**** Dataset records

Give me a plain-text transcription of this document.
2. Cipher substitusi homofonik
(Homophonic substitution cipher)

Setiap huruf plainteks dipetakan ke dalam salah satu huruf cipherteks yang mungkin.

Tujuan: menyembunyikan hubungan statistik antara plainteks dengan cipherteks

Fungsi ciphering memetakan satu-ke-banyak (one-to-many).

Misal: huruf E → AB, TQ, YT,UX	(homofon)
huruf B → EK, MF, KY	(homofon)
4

********
**** Dataset records

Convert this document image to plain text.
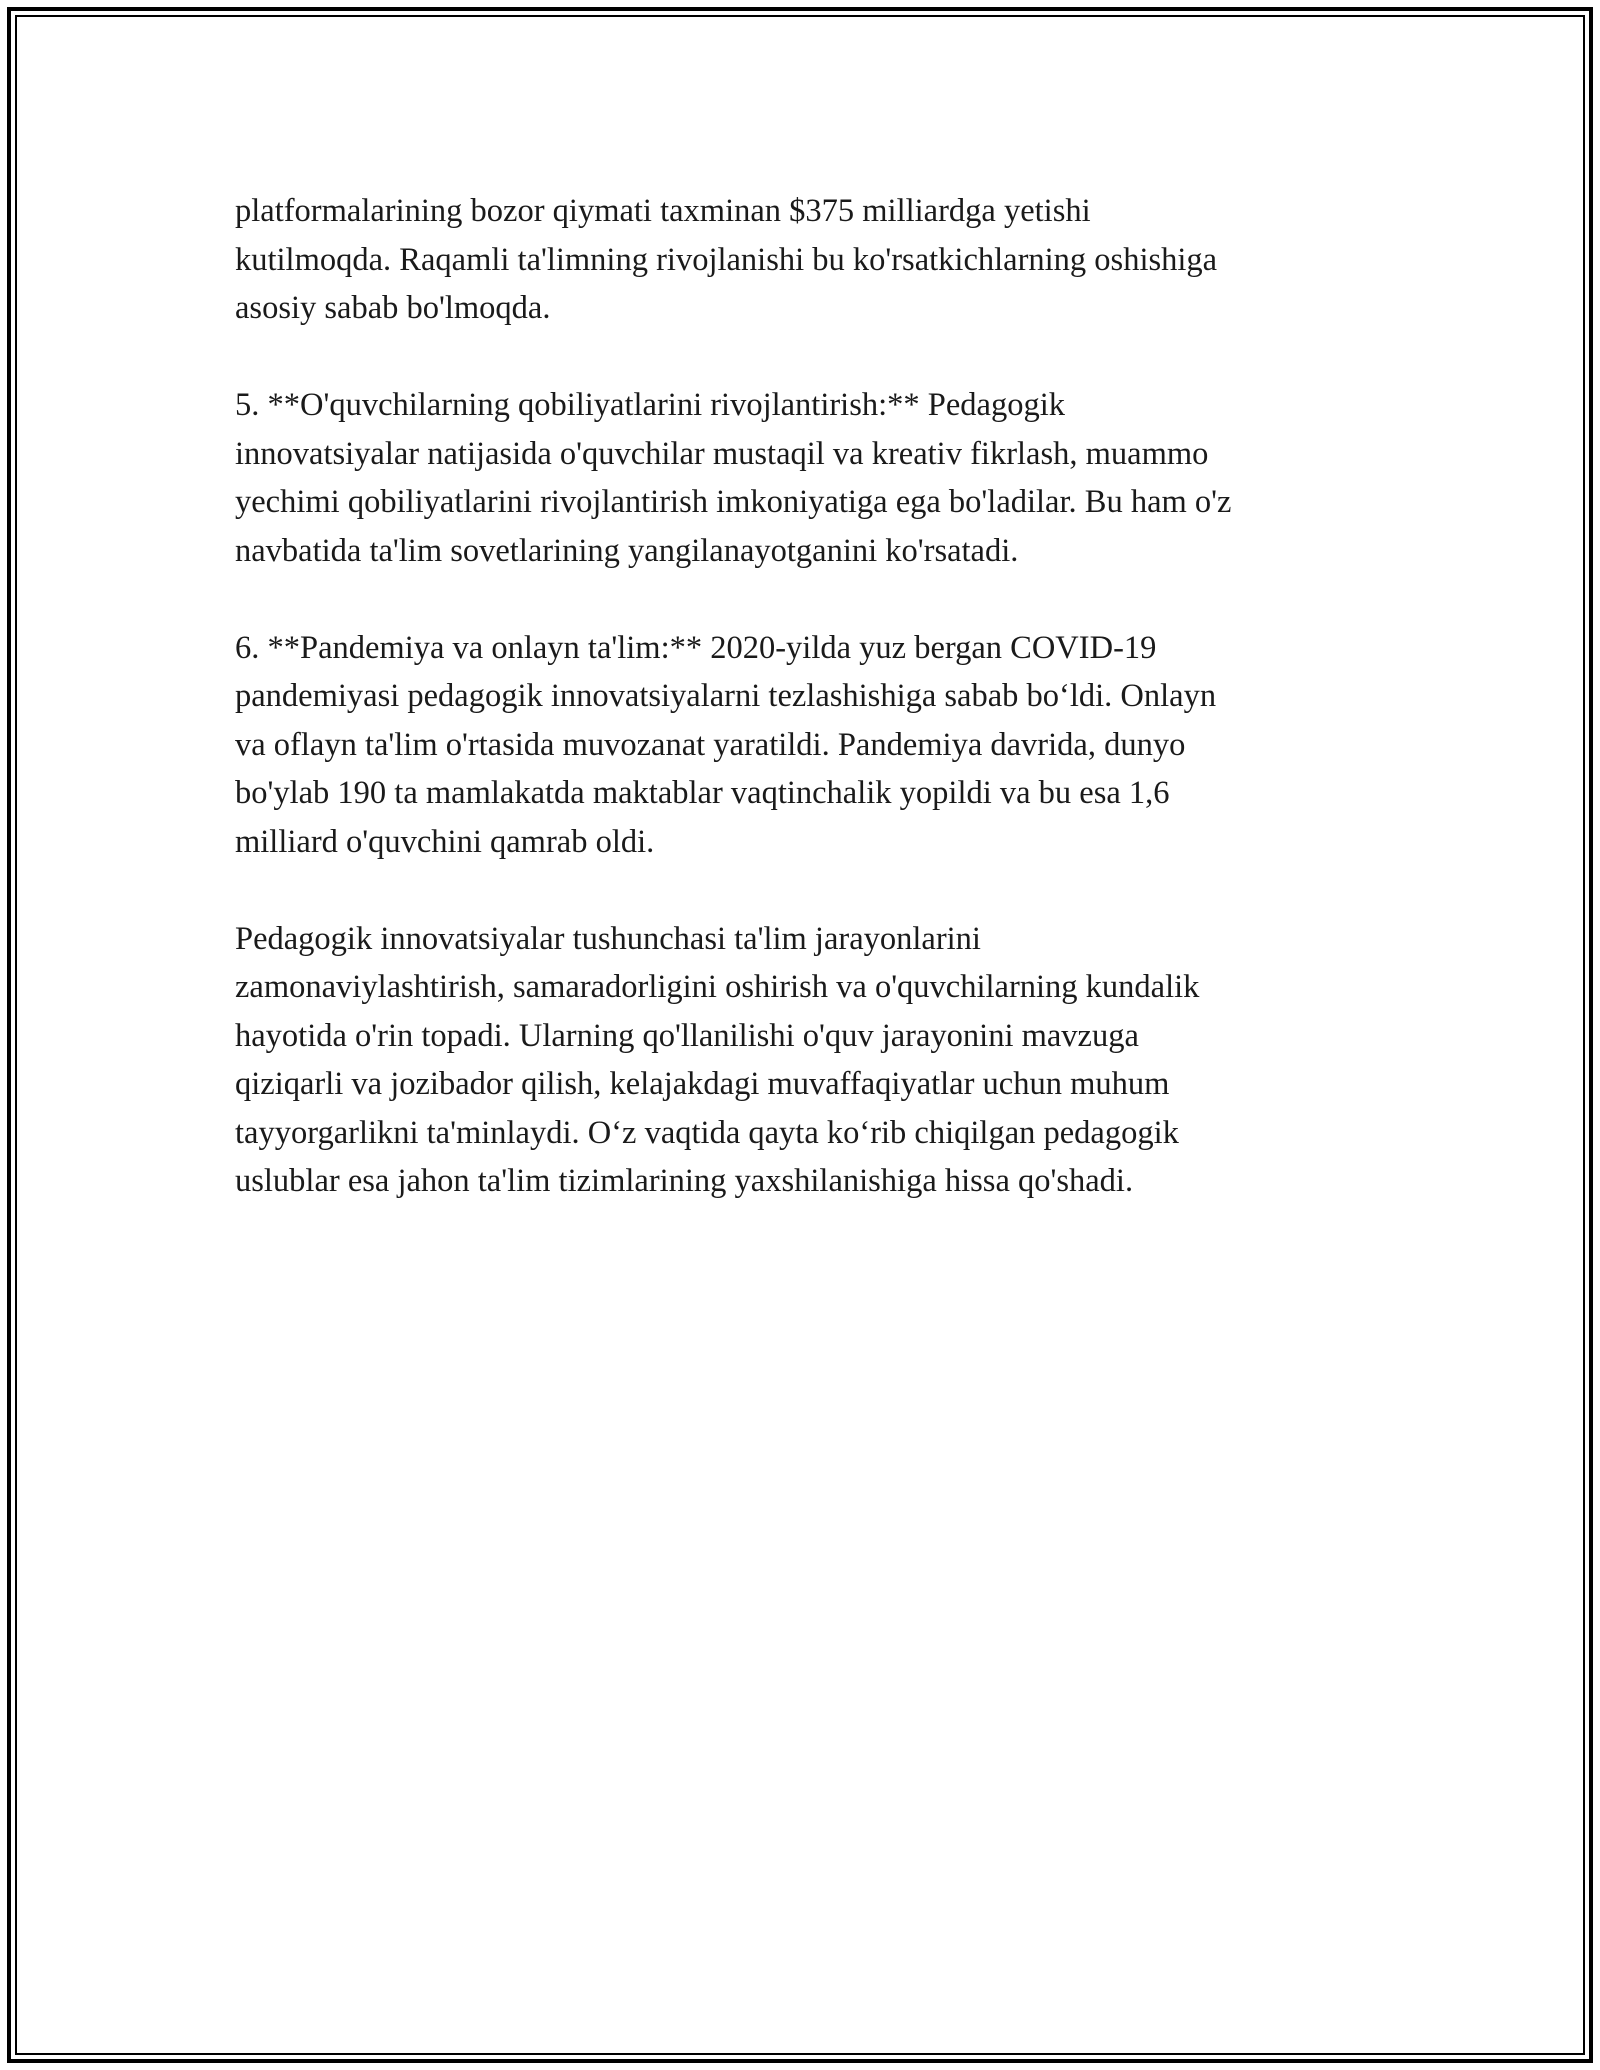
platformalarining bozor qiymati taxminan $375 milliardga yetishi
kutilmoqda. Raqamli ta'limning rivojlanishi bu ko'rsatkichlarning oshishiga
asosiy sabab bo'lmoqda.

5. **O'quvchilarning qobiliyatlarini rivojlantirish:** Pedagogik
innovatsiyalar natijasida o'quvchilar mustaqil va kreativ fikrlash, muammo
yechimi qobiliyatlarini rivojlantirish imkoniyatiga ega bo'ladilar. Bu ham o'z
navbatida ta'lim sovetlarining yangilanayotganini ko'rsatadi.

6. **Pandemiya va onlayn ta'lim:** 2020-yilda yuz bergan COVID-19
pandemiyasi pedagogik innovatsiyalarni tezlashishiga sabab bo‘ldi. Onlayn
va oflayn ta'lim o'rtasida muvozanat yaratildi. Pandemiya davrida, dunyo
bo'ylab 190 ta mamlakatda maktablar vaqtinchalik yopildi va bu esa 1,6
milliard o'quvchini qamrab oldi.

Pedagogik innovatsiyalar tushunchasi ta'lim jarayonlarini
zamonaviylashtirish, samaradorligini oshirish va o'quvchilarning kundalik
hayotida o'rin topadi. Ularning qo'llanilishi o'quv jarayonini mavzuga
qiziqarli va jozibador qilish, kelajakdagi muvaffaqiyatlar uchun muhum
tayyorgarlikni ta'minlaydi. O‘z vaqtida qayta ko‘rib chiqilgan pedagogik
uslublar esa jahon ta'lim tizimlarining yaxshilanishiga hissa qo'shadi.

********
**** Dataset records

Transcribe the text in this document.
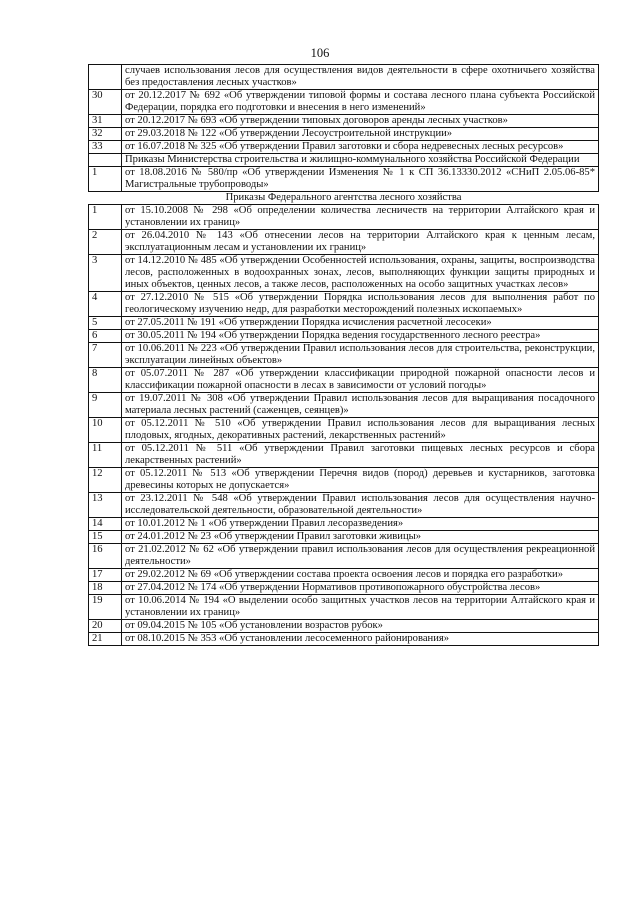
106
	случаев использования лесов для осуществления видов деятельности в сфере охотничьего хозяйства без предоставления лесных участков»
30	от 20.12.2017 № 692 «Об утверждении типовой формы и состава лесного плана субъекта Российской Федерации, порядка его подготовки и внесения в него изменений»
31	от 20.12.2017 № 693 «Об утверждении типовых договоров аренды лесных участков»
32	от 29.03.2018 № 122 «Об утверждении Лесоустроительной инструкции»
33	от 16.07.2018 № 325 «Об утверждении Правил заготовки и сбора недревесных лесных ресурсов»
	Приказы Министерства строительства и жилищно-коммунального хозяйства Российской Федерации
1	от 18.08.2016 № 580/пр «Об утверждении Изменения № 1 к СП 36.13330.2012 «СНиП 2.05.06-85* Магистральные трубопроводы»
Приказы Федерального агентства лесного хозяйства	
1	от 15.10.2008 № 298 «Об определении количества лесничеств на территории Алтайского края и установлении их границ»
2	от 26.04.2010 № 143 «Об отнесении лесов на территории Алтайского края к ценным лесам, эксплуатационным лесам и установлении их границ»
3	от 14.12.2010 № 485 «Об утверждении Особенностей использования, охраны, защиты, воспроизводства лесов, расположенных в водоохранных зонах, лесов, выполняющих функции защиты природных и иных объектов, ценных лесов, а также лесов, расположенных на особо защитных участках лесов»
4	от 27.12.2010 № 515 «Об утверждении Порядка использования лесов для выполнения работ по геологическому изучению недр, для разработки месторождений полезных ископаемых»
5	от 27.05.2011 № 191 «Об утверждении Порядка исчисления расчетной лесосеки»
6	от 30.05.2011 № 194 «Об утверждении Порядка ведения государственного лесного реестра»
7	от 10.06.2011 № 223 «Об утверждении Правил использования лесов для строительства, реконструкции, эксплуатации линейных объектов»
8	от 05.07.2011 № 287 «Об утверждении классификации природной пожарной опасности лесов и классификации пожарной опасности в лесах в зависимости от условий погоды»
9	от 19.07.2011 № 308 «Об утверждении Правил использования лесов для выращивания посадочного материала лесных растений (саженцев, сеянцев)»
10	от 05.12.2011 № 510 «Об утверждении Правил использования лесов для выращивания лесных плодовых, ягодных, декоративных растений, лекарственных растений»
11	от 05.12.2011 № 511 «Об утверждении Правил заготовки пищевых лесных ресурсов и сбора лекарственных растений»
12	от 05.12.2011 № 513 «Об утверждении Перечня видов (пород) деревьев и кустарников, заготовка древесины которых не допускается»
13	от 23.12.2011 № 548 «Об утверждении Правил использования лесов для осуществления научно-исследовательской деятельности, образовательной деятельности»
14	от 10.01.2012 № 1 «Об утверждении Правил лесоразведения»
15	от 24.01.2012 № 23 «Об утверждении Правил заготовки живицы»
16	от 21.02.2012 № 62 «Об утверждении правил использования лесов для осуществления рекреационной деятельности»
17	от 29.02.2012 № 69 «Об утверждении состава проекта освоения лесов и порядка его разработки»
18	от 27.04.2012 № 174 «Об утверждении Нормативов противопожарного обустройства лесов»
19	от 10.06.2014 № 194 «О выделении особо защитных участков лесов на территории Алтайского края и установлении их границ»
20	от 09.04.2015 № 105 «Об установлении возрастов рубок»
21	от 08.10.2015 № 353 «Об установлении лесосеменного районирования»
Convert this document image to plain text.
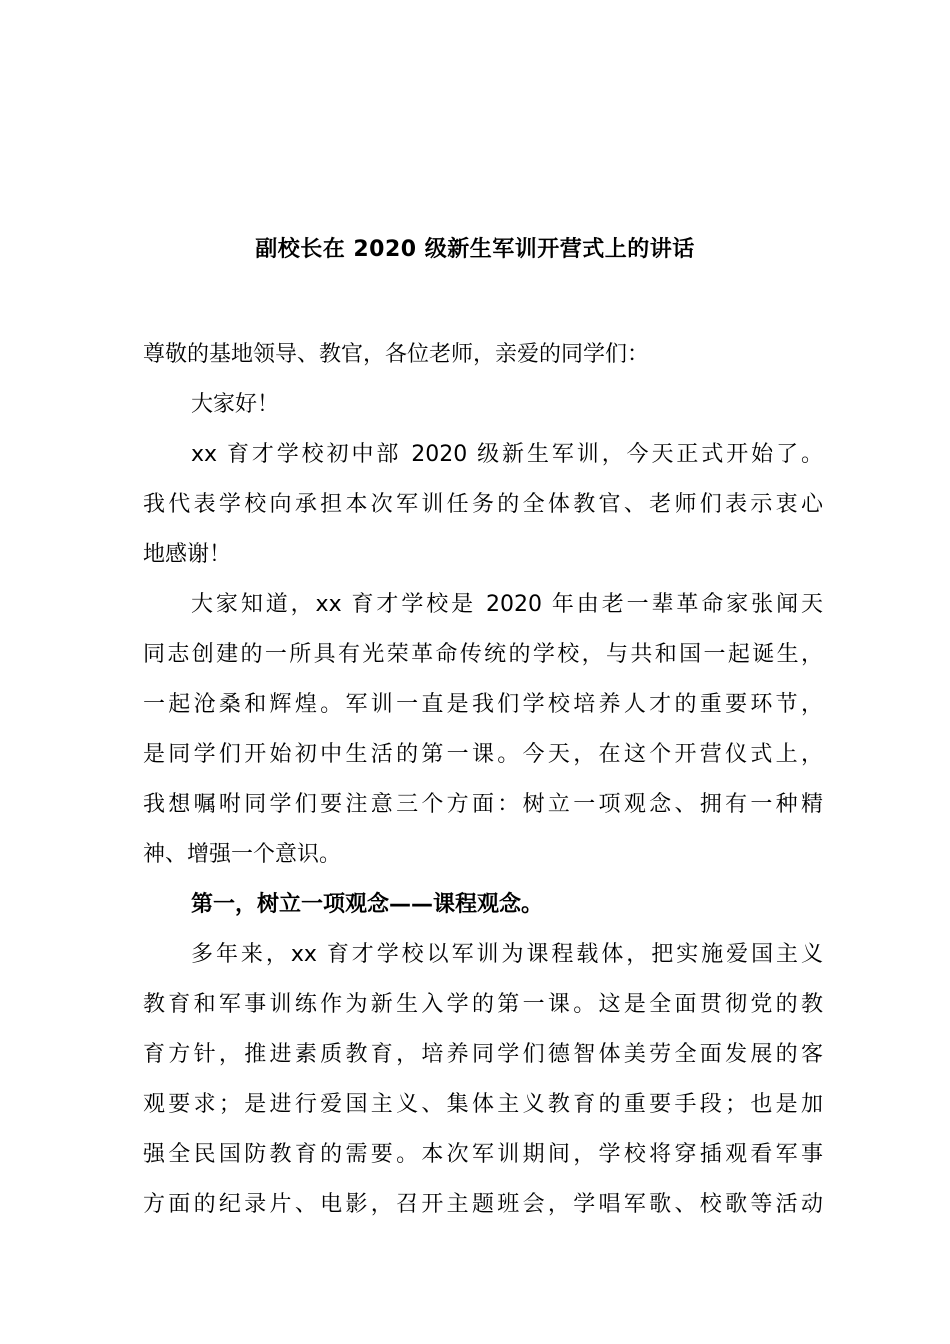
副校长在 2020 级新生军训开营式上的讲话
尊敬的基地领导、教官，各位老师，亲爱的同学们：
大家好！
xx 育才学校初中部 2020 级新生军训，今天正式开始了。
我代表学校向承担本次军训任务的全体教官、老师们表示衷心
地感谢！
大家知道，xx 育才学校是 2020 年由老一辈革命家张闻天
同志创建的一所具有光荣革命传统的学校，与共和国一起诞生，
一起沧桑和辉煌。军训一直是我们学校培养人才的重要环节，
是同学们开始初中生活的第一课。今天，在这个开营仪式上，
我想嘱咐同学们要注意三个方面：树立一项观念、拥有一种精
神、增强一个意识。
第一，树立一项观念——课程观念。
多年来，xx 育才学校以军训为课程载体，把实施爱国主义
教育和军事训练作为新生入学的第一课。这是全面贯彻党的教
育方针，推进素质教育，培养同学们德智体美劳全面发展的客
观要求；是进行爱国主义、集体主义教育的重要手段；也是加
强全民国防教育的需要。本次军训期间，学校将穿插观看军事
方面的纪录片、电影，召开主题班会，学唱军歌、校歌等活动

********

• Stated goal
Each line that holds the string "растений" counts once; give the total and nothing else.

• Full response
3